#### PROBLEM STATEMENT:
Scan the entries below for the word "legend". Copy each line that has it.

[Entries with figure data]

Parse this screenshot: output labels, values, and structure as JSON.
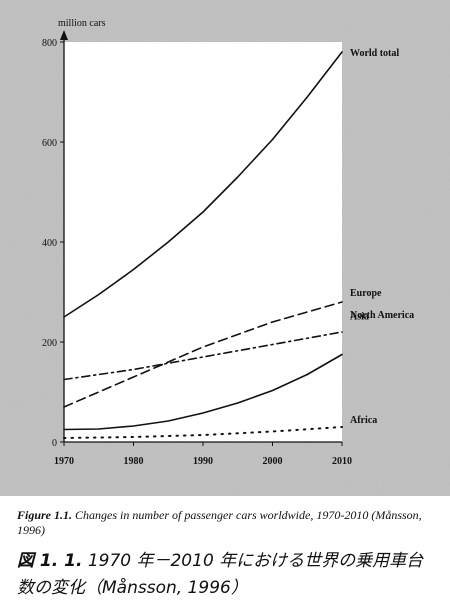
{
  "chart_data": {
    "type": "line",
    "ylabel": "million cars",
    "xlim": [
      1970,
      2010
    ],
    "ylim": [
      0,
      800
    ],
    "x_ticks": [
      1970,
      1980,
      1990,
      2000,
      2010
    ],
    "y_ticks": [
      0,
      200,
      400,
      600,
      800
    ],
    "grid": false,
    "series": [
      {
        "name": "World total",
        "style": "solid",
        "x": [
          1970,
          1975,
          1980,
          1985,
          1990,
          1995,
          2000,
          2005,
          2010
        ],
        "y": [
          250,
          295,
          345,
          400,
          460,
          530,
          605,
          690,
          780
        ]
      },
      {
        "name": "Europe",
        "style": "dashed",
        "x": [
          1970,
          1975,
          1980,
          1985,
          1990,
          1995,
          2000,
          2005,
          2010
        ],
        "y": [
          70,
          100,
          130,
          160,
          190,
          215,
          240,
          260,
          280
        ]
      },
      {
        "name": "North America",
        "style": "dashdot",
        "x": [
          1970,
          1980,
          1990,
          2000,
          2010
        ],
        "y": [
          125,
          145,
          170,
          195,
          220
        ]
      },
      {
        "name": "Asia",
        "style": "solid",
        "x": [
          1970,
          1975,
          1980,
          1985,
          1990,
          1995,
          2000,
          2005,
          2010
        ],
        "y": [
          25,
          26,
          32,
          42,
          58,
          78,
          103,
          135,
          175
        ]
      },
      {
        "name": "Africa",
        "style": "dotted",
        "x": [
          1970,
          1980,
          1990,
          2000,
          2010
        ],
        "y": [
          8,
          10,
          14,
          21,
          30
        ]
      }
    ]
  },
  "caption_en": {
    "label": "Figure 1.1.",
    "text": "Changes in number of passenger cars worldwide, 1970-2010 (Månsson, 1996)"
  },
  "caption_jp": {
    "label": "図 1. 1.",
    "text": "1970 年－2010 年における世界の乗用車台数の変化（Månsson, 1996）"
  },
  "colors": {
    "background": "#c4c4c4",
    "plot_area": "#ffffff",
    "ink": "#111111"
  }
}
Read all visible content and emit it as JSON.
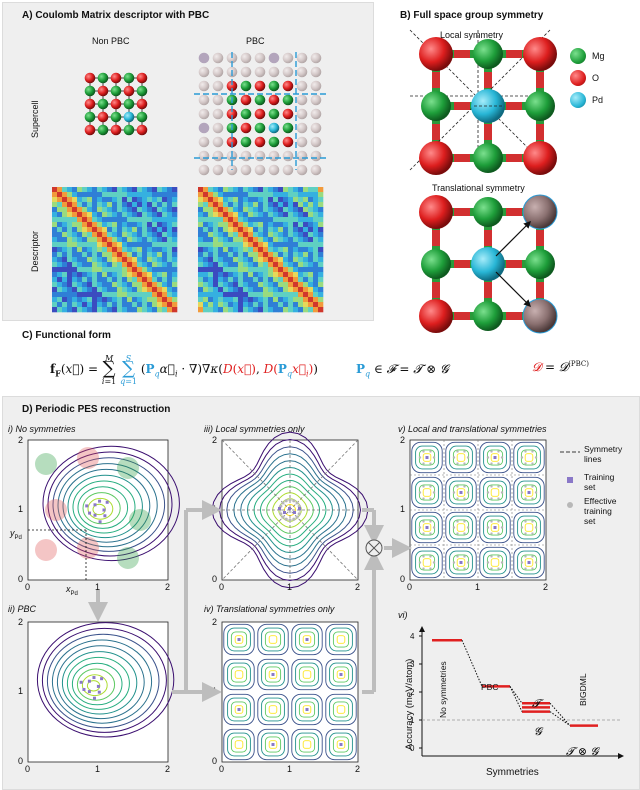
{
  "panelA": {
    "title": "A)   Coulomb Matrix descriptor with PBC",
    "col_nonpbc": "Non PBC",
    "col_pbc": "PBC",
    "row_supercell": "Supercell",
    "row_descriptor": "Descriptor"
  },
  "panelB": {
    "title": "B)   Full space group symmetry",
    "local": "Local symmetry",
    "translational": "Translational symmetry",
    "legend": [
      {
        "label": "Mg",
        "color": "#1e9e3a"
      },
      {
        "label": "O",
        "color": "#dd1e1e"
      },
      {
        "label": "Pd",
        "color": "#28b6d6"
      }
    ]
  },
  "panelC": {
    "title": "C)   Functional form"
  },
  "panelD": {
    "title": "D)   Periodic PES reconstruction",
    "i": "i)  No symmetries",
    "ii": "ii)  PBC",
    "iii": "iii)  Local symmetries only",
    "iv": "iv)  Translational symmetries only",
    "v": "v)  Local and translational symmetries",
    "vi": "vi)",
    "ticks": [
      "0",
      "1",
      "2"
    ],
    "ypd": "y",
    "xpd": "x",
    "pd_sub": "Pd",
    "legend": {
      "symmetry": "Symmetry\nlines",
      "training": "Training\nset",
      "effective": "Effective\ntraining\nset"
    },
    "accuracy_chart": {
      "ylabel": "Accuracy (meV/atom)",
      "xlabel": "Symmetries",
      "yticks": [
        "0",
        "1",
        "2",
        "3",
        "4"
      ],
      "labels": [
        "No symmetries",
        "PBC",
        "BIGDML"
      ]
    }
  },
  "colors": {
    "mg": "#1e9e3a",
    "o": "#dd1e1e",
    "pd": "#28b6d6",
    "panel_bg": "#efefef",
    "arrow_gray": "#bdbdbd",
    "accuracy_red": "#e02020"
  }
}
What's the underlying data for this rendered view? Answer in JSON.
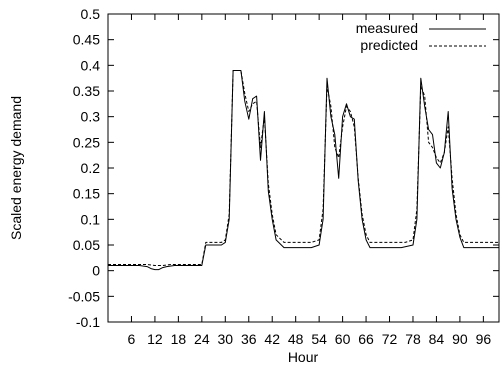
{
  "chart_data": {
    "type": "line",
    "xlabel": "Hour",
    "ylabel": "Scaled energy demand",
    "xlim": [
      0,
      100
    ],
    "ylim": [
      -0.1,
      0.5
    ],
    "xticks": [
      6,
      12,
      18,
      24,
      30,
      36,
      42,
      48,
      54,
      60,
      66,
      72,
      78,
      84,
      90,
      96
    ],
    "yticks": [
      -0.1,
      -0.05,
      0,
      0.05,
      0.1,
      0.15,
      0.2,
      0.25,
      0.3,
      0.35,
      0.4,
      0.45,
      0.5
    ],
    "xtick_labels": [
      "6",
      "12",
      "18",
      "24",
      "30",
      "36",
      "42",
      "48",
      "54",
      "60",
      "66",
      "72",
      "78",
      "84",
      "90",
      "96"
    ],
    "ytick_labels": [
      "-0.1",
      "-0.05",
      "0",
      "0.05",
      "0.1",
      "0.15",
      "0.2",
      "0.25",
      "0.3",
      "0.35",
      "0.4",
      "0.45",
      "0.5"
    ],
    "grid": false,
    "legend": "top-right",
    "series": [
      {
        "name": "measured",
        "style": "solid",
        "color": "#000000",
        "points": [
          [
            0,
            0.01
          ],
          [
            8,
            0.01
          ],
          [
            10,
            0.008
          ],
          [
            11,
            0.004
          ],
          [
            12,
            0.002
          ],
          [
            13,
            0.002
          ],
          [
            14,
            0.006
          ],
          [
            15,
            0.008
          ],
          [
            17,
            0.01
          ],
          [
            24,
            0.01
          ],
          [
            25,
            0.05
          ],
          [
            29,
            0.05
          ],
          [
            30,
            0.055
          ],
          [
            31,
            0.1
          ],
          [
            32,
            0.39
          ],
          [
            34,
            0.39
          ],
          [
            35,
            0.33
          ],
          [
            36,
            0.295
          ],
          [
            37,
            0.335
          ],
          [
            38,
            0.34
          ],
          [
            39,
            0.215
          ],
          [
            40,
            0.31
          ],
          [
            41,
            0.155
          ],
          [
            42,
            0.1
          ],
          [
            43,
            0.06
          ],
          [
            45,
            0.045
          ],
          [
            52,
            0.045
          ],
          [
            54,
            0.05
          ],
          [
            55,
            0.1
          ],
          [
            56,
            0.375
          ],
          [
            57,
            0.3
          ],
          [
            58,
            0.265
          ],
          [
            59,
            0.18
          ],
          [
            60,
            0.3
          ],
          [
            61,
            0.325
          ],
          [
            62,
            0.3
          ],
          [
            63,
            0.295
          ],
          [
            64,
            0.175
          ],
          [
            65,
            0.1
          ],
          [
            66,
            0.06
          ],
          [
            67,
            0.045
          ],
          [
            75,
            0.045
          ],
          [
            78,
            0.05
          ],
          [
            79,
            0.1
          ],
          [
            80,
            0.375
          ],
          [
            81,
            0.32
          ],
          [
            82,
            0.275
          ],
          [
            83,
            0.265
          ],
          [
            84,
            0.21
          ],
          [
            85,
            0.2
          ],
          [
            86,
            0.23
          ],
          [
            87,
            0.31
          ],
          [
            88,
            0.16
          ],
          [
            89,
            0.1
          ],
          [
            90,
            0.065
          ],
          [
            91,
            0.045
          ],
          [
            100,
            0.045
          ]
        ]
      },
      {
        "name": "predicted",
        "style": "dashed",
        "color": "#000000",
        "points": [
          [
            0,
            0.012
          ],
          [
            10,
            0.012
          ],
          [
            12,
            0.01
          ],
          [
            14,
            0.01
          ],
          [
            16,
            0.012
          ],
          [
            24,
            0.012
          ],
          [
            25,
            0.055
          ],
          [
            29,
            0.055
          ],
          [
            30,
            0.06
          ],
          [
            31,
            0.11
          ],
          [
            32,
            0.39
          ],
          [
            34,
            0.39
          ],
          [
            35,
            0.345
          ],
          [
            36,
            0.31
          ],
          [
            37,
            0.325
          ],
          [
            38,
            0.33
          ],
          [
            39,
            0.24
          ],
          [
            40,
            0.3
          ],
          [
            41,
            0.17
          ],
          [
            42,
            0.11
          ],
          [
            43,
            0.07
          ],
          [
            45,
            0.055
          ],
          [
            52,
            0.055
          ],
          [
            54,
            0.06
          ],
          [
            55,
            0.12
          ],
          [
            56,
            0.36
          ],
          [
            57,
            0.32
          ],
          [
            58,
            0.24
          ],
          [
            59,
            0.22
          ],
          [
            60,
            0.28
          ],
          [
            61,
            0.32
          ],
          [
            62,
            0.31
          ],
          [
            63,
            0.28
          ],
          [
            64,
            0.18
          ],
          [
            65,
            0.11
          ],
          [
            66,
            0.07
          ],
          [
            67,
            0.055
          ],
          [
            76,
            0.055
          ],
          [
            78,
            0.06
          ],
          [
            79,
            0.12
          ],
          [
            80,
            0.36
          ],
          [
            81,
            0.34
          ],
          [
            82,
            0.25
          ],
          [
            83,
            0.24
          ],
          [
            84,
            0.22
          ],
          [
            85,
            0.21
          ],
          [
            86,
            0.23
          ],
          [
            87,
            0.28
          ],
          [
            88,
            0.18
          ],
          [
            89,
            0.11
          ],
          [
            90,
            0.07
          ],
          [
            91,
            0.055
          ],
          [
            100,
            0.055
          ]
        ]
      }
    ]
  }
}
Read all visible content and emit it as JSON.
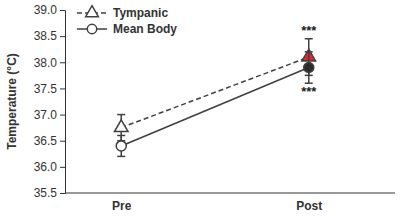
{
  "chart_data": {
    "type": "line",
    "y_label": "Temperature (°C)",
    "categories": [
      "Pre",
      "Post"
    ],
    "series": [
      {
        "name": "Tympanic",
        "color": "#404040",
        "colors": [
          "#ffffff",
          "#e3262b"
        ],
        "marker": "triangle",
        "line_style": "dashed",
        "values": [
          36.75,
          38.1
        ],
        "errors": [
          0.25,
          0.35
        ],
        "annotations": [
          null,
          "***"
        ]
      },
      {
        "name": "Mean Body",
        "color": "#404040",
        "colors": [
          "#ffffff",
          "#2b2b2b"
        ],
        "marker": "circle",
        "line_style": "solid",
        "values": [
          36.4,
          37.9
        ],
        "errors": [
          0.2,
          0.3
        ],
        "annotations": [
          null,
          "***"
        ]
      }
    ],
    "ylim": [
      35.5,
      39.0
    ],
    "yticks": [
      35.5,
      {
        "value": 36.0,
        "label": "36.0"
      },
      36.5,
      {
        "value": 37.0,
        "label": "37.0"
      },
      37.5,
      {
        "value": 38.0,
        "label": "38.0"
      },
      38.5,
      {
        "value": 39.0,
        "label": "39.0"
      }
    ],
    "grid": false,
    "legend": "top-left"
  }
}
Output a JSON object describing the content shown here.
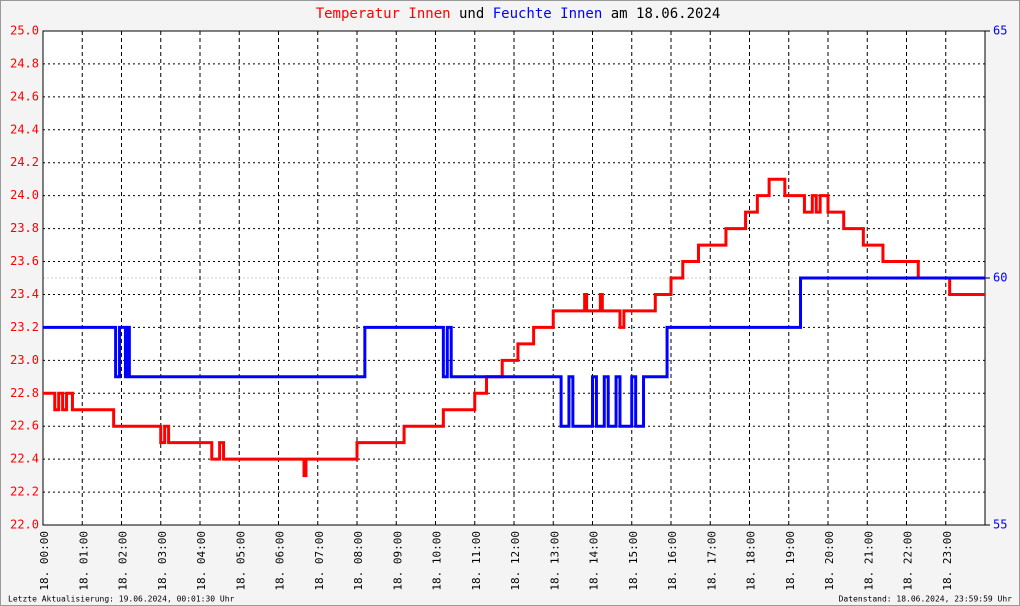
{
  "chart_data": {
    "type": "line",
    "title_connector": "und",
    "title_date": "am 18.06.2024",
    "footer_left": "Letzte Aktualisierung: 19.06.2024, 00:01:30 Uhr",
    "footer_right": "Datenstand: 18.06.2024, 23:59:59 Uhr",
    "grid": true,
    "xlim": [
      0,
      24
    ],
    "xticks": [
      {
        "value": 0,
        "label": "18. 00:00"
      },
      {
        "value": 1,
        "label": "18. 01:00"
      },
      {
        "value": 2,
        "label": "18. 02:00"
      },
      {
        "value": 3,
        "label": "18. 03:00"
      },
      {
        "value": 4,
        "label": "18. 04:00"
      },
      {
        "value": 5,
        "label": "18. 05:00"
      },
      {
        "value": 6,
        "label": "18. 06:00"
      },
      {
        "value": 7,
        "label": "18. 07:00"
      },
      {
        "value": 8,
        "label": "18. 08:00"
      },
      {
        "value": 9,
        "label": "18. 09:00"
      },
      {
        "value": 10,
        "label": "18. 10:00"
      },
      {
        "value": 11,
        "label": "18. 11:00"
      },
      {
        "value": 12,
        "label": "18. 12:00"
      },
      {
        "value": 13,
        "label": "18. 13:00"
      },
      {
        "value": 14,
        "label": "18. 14:00"
      },
      {
        "value": 15,
        "label": "18. 15:00"
      },
      {
        "value": 16,
        "label": "18. 16:00"
      },
      {
        "value": 17,
        "label": "18. 17:00"
      },
      {
        "value": 18,
        "label": "18. 18:00"
      },
      {
        "value": 19,
        "label": "18. 19:00"
      },
      {
        "value": 20,
        "label": "18. 20:00"
      },
      {
        "value": 21,
        "label": "18. 21:00"
      },
      {
        "value": 22,
        "label": "18. 22:00"
      },
      {
        "value": 23,
        "label": "18. 23:00"
      }
    ],
    "ylim": [
      22.0,
      25.0
    ],
    "yticks": [
      {
        "value": 22.0,
        "label": "22.0"
      },
      22.2,
      22.4,
      22.6,
      22.8,
      {
        "value": 23.0,
        "label": "23.0"
      },
      23.2,
      23.4,
      23.6,
      23.8,
      {
        "value": 24.0,
        "label": "24.0"
      },
      24.2,
      24.4,
      24.6,
      24.8,
      {
        "value": 25.0,
        "label": "25.0"
      }
    ],
    "y2lim": [
      55,
      65
    ],
    "y2ticks": [
      55,
      60,
      65
    ],
    "series": [
      {
        "name": "Temperatur Innen",
        "color": "#ff0000",
        "axis": "y",
        "x": [
          0,
          0.3,
          0.3,
          0.4,
          0.4,
          0.5,
          0.5,
          0.6,
          0.6,
          0.75,
          0.75,
          1.8,
          1.8,
          3.0,
          3.0,
          3.1,
          3.1,
          3.2,
          3.2,
          4.3,
          4.3,
          4.5,
          4.5,
          4.6,
          4.6,
          6.65,
          6.65,
          6.7,
          6.7,
          8.0,
          8.0,
          9.2,
          9.2,
          10.2,
          10.2,
          11.0,
          11.0,
          11.3,
          11.3,
          11.7,
          11.7,
          12.1,
          12.1,
          12.5,
          12.5,
          13.0,
          13.0,
          13.8,
          13.8,
          13.85,
          13.85,
          14.2,
          14.2,
          14.25,
          14.25,
          14.7,
          14.7,
          14.8,
          14.8,
          15.6,
          15.6,
          16.0,
          16.0,
          16.3,
          16.3,
          16.7,
          16.7,
          17.4,
          17.4,
          17.9,
          17.9,
          18.2,
          18.2,
          18.5,
          18.5,
          18.9,
          18.9,
          19.4,
          19.4,
          19.6,
          19.6,
          19.7,
          19.7,
          19.8,
          19.8,
          20.0,
          20.0,
          20.4,
          20.4,
          20.9,
          20.9,
          21.4,
          21.4,
          22.3,
          22.3,
          23.1,
          23.1,
          24
        ],
        "values": [
          22.8,
          22.8,
          22.7,
          22.7,
          22.8,
          22.8,
          22.7,
          22.7,
          22.8,
          22.8,
          22.7,
          22.7,
          22.6,
          22.6,
          22.5,
          22.5,
          22.6,
          22.6,
          22.5,
          22.5,
          22.4,
          22.4,
          22.5,
          22.5,
          22.4,
          22.4,
          22.3,
          22.3,
          22.4,
          22.4,
          22.5,
          22.5,
          22.6,
          22.6,
          22.7,
          22.7,
          22.8,
          22.8,
          22.9,
          22.9,
          23.0,
          23.0,
          23.1,
          23.1,
          23.2,
          23.2,
          23.3,
          23.3,
          23.4,
          23.4,
          23.3,
          23.3,
          23.4,
          23.4,
          23.3,
          23.3,
          23.2,
          23.2,
          23.3,
          23.3,
          23.4,
          23.4,
          23.5,
          23.5,
          23.6,
          23.6,
          23.7,
          23.7,
          23.8,
          23.8,
          23.9,
          23.9,
          24.0,
          24.0,
          24.1,
          24.1,
          24.0,
          24.0,
          23.9,
          23.9,
          24.0,
          24.0,
          23.9,
          23.9,
          24.0,
          24.0,
          23.9,
          23.9,
          23.8,
          23.8,
          23.7,
          23.7,
          23.6,
          23.6,
          23.5,
          23.5,
          23.4,
          23.4
        ]
      },
      {
        "name": "Feuchte Innen",
        "color": "#0000ff",
        "axis": "y2",
        "x": [
          0,
          1.85,
          1.85,
          1.95,
          1.95,
          2.1,
          2.1,
          2.15,
          2.15,
          2.2,
          2.2,
          8.2,
          8.2,
          10.2,
          10.2,
          10.3,
          10.3,
          10.4,
          10.4,
          13.2,
          13.2,
          13.4,
          13.4,
          13.5,
          13.5,
          14.0,
          14.0,
          14.1,
          14.1,
          14.3,
          14.3,
          14.4,
          14.4,
          14.6,
          14.6,
          14.7,
          14.7,
          15.0,
          15.0,
          15.1,
          15.1,
          15.3,
          15.3,
          15.9,
          15.9,
          19.3,
          19.3,
          24
        ],
        "values": [
          59,
          59,
          58,
          58,
          59,
          59,
          58,
          58,
          59,
          59,
          58,
          58,
          59,
          59,
          58,
          58,
          59,
          59,
          58,
          58,
          57,
          57,
          58,
          58,
          57,
          57,
          58,
          58,
          57,
          57,
          58,
          58,
          57,
          57,
          58,
          58,
          57,
          57,
          58,
          58,
          57,
          57,
          58,
          58,
          59,
          59,
          60,
          60
        ]
      }
    ]
  }
}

#### ANSWER TO THE EXERCISE:
    "legend": [
    "legend": {
    "legend": "top-right",
    "legend": "top-left"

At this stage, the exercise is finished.